Aim:
Find the word "JSON" in the records below. List each line containing it.

═════ Excerpted records

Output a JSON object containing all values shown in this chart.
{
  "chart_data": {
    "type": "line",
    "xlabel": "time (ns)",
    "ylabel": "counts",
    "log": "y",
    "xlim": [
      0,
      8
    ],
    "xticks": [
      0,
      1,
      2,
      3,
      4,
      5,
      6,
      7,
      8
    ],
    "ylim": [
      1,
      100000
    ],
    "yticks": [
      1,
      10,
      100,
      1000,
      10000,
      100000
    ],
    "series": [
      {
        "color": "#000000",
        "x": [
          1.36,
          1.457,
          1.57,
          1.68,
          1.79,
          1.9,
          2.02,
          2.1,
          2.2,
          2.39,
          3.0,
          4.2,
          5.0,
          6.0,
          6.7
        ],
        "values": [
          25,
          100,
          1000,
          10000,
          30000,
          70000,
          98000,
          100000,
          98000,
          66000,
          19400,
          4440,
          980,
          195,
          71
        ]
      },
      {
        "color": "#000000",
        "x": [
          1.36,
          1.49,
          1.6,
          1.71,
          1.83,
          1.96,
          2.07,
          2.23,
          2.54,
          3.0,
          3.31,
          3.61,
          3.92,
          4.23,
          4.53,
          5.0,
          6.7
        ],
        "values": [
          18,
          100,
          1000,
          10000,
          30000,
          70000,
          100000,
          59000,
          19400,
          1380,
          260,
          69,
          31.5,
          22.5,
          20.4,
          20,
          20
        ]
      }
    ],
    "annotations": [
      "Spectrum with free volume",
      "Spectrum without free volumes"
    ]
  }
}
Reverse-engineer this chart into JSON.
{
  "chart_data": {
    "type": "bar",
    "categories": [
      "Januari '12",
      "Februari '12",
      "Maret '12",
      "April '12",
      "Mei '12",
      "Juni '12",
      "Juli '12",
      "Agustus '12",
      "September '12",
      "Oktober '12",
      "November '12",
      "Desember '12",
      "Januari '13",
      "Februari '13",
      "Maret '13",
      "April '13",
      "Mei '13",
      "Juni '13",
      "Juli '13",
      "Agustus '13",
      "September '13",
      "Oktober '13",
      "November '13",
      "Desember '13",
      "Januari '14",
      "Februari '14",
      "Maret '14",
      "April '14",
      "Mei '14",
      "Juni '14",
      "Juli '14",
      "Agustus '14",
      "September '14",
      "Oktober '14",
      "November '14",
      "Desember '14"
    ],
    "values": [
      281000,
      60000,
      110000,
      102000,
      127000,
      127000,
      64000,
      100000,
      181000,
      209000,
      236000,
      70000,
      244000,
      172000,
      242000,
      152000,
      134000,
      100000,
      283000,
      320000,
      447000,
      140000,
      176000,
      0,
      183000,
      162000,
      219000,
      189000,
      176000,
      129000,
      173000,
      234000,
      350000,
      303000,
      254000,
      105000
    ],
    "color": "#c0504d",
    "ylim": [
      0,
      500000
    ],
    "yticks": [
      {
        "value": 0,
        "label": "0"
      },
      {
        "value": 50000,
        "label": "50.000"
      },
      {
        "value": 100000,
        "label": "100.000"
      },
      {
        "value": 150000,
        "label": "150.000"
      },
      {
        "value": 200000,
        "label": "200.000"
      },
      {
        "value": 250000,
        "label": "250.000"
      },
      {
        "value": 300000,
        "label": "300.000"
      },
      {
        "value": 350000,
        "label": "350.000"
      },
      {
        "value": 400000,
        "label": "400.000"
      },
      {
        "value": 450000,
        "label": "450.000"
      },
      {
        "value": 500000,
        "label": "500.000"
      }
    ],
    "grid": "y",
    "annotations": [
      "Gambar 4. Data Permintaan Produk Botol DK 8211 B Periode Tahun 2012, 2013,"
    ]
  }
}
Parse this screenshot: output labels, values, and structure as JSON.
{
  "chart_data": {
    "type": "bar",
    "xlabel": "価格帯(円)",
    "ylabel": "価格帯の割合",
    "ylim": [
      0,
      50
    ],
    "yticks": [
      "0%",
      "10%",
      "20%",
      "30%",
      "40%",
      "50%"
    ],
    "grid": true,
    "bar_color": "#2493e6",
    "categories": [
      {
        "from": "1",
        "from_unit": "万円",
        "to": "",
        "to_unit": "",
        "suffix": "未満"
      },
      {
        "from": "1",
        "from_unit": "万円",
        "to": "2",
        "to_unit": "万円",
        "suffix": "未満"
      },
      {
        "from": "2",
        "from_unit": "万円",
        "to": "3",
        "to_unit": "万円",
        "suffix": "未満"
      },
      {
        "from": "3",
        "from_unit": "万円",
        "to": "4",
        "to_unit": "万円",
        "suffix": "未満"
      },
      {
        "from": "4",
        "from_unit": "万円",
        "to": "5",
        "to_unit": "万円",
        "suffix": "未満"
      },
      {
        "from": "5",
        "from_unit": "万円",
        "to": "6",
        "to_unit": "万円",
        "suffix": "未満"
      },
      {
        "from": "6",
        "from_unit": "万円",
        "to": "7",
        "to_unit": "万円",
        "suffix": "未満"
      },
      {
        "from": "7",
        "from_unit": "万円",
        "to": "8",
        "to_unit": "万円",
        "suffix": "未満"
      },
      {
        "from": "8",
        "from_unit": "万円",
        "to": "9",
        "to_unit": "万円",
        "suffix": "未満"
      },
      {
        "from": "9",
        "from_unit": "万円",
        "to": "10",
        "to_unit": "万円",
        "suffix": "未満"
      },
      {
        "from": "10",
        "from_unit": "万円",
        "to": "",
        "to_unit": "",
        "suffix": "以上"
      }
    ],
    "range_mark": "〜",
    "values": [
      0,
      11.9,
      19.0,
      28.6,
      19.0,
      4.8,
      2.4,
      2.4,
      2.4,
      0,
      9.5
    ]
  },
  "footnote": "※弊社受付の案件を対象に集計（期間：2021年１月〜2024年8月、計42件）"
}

══════════

Response to the task:
Output a JSON object containing all values shown in this chart.
Reverse-engineer this chart into JSON.
Parse this screenshot: output labels, values, and structure as JSON.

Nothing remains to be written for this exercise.